== Objective ==
All lines in which the word "Kevin" occurs are to be extracted.

================

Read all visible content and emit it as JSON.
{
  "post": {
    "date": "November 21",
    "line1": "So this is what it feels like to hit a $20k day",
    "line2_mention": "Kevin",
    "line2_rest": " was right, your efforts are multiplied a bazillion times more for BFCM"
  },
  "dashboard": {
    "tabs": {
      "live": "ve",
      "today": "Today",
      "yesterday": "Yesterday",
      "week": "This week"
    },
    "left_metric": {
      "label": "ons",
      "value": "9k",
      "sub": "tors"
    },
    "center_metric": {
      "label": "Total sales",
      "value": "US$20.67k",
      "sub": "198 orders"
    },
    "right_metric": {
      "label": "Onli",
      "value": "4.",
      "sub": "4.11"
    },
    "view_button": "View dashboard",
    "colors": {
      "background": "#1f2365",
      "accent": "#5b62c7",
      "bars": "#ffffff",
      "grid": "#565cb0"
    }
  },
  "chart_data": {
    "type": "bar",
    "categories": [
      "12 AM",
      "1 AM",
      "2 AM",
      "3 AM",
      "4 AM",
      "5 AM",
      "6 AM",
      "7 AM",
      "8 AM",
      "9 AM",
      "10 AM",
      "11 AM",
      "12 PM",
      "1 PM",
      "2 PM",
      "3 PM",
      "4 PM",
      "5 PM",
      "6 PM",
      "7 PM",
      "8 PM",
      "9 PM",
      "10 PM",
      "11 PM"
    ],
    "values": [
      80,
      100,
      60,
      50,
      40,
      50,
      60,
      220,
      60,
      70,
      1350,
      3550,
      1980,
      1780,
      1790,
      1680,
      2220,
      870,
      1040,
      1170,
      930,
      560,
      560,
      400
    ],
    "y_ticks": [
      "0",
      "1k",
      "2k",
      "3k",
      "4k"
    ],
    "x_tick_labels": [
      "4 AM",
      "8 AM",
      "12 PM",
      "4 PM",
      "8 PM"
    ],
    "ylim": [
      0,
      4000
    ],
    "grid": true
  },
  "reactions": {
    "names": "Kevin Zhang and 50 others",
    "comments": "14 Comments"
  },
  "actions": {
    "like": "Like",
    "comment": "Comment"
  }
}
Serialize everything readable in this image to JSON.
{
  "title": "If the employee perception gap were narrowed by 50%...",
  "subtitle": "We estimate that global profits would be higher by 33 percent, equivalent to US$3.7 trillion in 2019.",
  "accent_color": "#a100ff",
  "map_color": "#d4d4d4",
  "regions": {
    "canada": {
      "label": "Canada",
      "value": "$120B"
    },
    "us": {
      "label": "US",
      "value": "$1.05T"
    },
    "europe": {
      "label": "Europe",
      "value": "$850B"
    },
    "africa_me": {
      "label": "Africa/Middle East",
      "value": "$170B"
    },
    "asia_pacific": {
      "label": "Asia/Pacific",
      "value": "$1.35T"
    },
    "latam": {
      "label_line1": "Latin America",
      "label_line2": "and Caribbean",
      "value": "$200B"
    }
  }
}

================

== Solution to the exercise ==
    "line2_mention": "Kevin",
    "names": "Kevin Zhang and 50 others",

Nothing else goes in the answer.